▸ Exercise text
Segment Open

A spectrum disorder is a condition connected by subgroups that have similar symptoms that range from mild to severe. The term is used in psychiatry to divide brain disorders into subtypes based on how the disability affects the patient. The most common references to spectrum disorder involve conditions like autism, a brain defect that leads to social, behavioral, and learning differences.
Autism spectrum disorder is further divided into Asperger syndrome and pervasive developmental disorder. Asperger syndrome is considered a milder form of autism, with many of the same symptoms and behaviors. Pervasive developmental disorder is an overall category when the patient’s disabilities are similar but cannot be positively defined as autism or Asperger syndrome.
Children with spectrum disorders lack normal social skills and often have trouble interacting with other kids and adults. They may avoid eye contact and appear uninterested when spoken to. Some people with these disorders prefer to be alone, and resist any attempts at affection. They may have speech disabilities that contribute to communication difficulty.
Routine is commonly very important to those with spectrum disorders. Change in routine or surroundings can be upsetting, along with odd reactions to unexpected sound. The disability might cause the child to repeat a sound or activity over and over again. Sometimes he or she becomes fixated on one area of interest to the exclusion of other activities.

Segment Closed

Document structure recognition data
Segment Open

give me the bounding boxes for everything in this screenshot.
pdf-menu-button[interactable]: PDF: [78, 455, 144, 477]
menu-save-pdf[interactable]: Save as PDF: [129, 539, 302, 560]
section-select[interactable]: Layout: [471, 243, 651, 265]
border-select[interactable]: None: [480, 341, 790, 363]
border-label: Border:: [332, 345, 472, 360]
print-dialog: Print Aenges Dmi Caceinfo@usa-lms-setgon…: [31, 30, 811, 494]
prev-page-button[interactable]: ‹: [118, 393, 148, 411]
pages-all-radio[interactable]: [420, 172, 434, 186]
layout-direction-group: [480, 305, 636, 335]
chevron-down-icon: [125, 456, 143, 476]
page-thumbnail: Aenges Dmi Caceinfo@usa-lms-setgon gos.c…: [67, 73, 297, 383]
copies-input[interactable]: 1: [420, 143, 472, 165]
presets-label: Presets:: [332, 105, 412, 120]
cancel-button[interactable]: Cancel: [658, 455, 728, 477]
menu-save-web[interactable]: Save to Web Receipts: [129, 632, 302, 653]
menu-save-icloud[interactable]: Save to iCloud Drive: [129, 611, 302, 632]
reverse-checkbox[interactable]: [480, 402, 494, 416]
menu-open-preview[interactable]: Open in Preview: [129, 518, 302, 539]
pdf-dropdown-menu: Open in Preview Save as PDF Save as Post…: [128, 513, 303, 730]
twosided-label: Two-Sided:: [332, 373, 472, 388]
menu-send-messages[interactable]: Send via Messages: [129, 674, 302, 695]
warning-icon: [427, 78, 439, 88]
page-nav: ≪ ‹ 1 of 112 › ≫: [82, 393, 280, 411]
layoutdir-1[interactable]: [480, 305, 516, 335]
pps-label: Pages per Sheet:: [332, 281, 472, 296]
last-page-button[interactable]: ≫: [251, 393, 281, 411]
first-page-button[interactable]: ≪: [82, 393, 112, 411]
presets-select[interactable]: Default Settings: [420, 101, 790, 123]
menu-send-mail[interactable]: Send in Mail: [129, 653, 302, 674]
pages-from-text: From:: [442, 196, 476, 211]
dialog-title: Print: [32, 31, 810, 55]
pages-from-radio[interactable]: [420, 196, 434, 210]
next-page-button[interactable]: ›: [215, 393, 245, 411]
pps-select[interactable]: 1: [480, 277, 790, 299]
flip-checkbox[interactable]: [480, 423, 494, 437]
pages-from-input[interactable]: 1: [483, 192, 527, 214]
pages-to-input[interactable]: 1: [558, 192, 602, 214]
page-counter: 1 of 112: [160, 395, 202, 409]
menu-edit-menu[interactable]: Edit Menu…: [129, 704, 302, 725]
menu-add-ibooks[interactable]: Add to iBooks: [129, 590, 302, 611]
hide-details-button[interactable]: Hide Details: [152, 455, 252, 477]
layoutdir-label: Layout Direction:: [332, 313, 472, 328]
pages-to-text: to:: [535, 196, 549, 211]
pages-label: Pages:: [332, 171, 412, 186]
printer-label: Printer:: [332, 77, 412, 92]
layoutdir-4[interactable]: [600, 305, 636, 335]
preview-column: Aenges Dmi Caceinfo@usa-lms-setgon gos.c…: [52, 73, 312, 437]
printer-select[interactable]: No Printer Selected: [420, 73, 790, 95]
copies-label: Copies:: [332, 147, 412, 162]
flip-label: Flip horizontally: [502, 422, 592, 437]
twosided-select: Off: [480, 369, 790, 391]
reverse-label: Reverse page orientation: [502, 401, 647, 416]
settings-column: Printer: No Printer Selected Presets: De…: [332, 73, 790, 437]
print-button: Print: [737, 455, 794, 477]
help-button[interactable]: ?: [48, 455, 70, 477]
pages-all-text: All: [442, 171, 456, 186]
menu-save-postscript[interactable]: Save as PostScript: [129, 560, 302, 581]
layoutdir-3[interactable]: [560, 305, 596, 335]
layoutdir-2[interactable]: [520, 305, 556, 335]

Segment Closed

▸ Task item A
In the spectrum disorders text, the paragraph beginning "Routine is commonly very important" names several behaviors or reactions after its first sentence. List each of them.
▸ Task item B
Continue the spectrum disorders text, starting after its final sentence.
These rows come from a separate source and are unrelated to the spectrum disorders text.

▸ Answer A
- Being upset by a change in routine or surroundings
- Reacting oddly to unexpected sound
- Repeating a sound or activity over and over again
- Becoming fixated on one area of interest to the exclusion of other activities

▸ Answer B
Savant spectrum disorder is a rare but fascinating condition where a severely mentally retarded person has extraordinary talent in a certain area. The talent commonly is associated with one section of the brain, and involves numbers, art, music, or memory. Although savant disorder falls into a subgroup of autism spectrum disorder, only about half of savants have autism.
Another condition that causes brain damage and learning disabilities is fetal alcohol spectrum disorder, which is related to fetal alcohol syndrome. Developmental and cognitive problems can result from a mother who drinks alcohol while pregnant. The severity of the disabilities depends on how often the woman drank, the amount of alcohol consumed, and at what point in her pregnancy she used it. In extreme cases, fetal alcohol spectrum disorder can lead to mental retardation.
Early signs of these disorders include a child who does not speak any words at the age of 16 months; by the age of two, the child might not be able to put two words together. He or she commonly does not point at objects when they are presented or in view, such as a train passing by. Emotionally, children with this disability may not want to be held or cuddled, and might be sensitive to touch.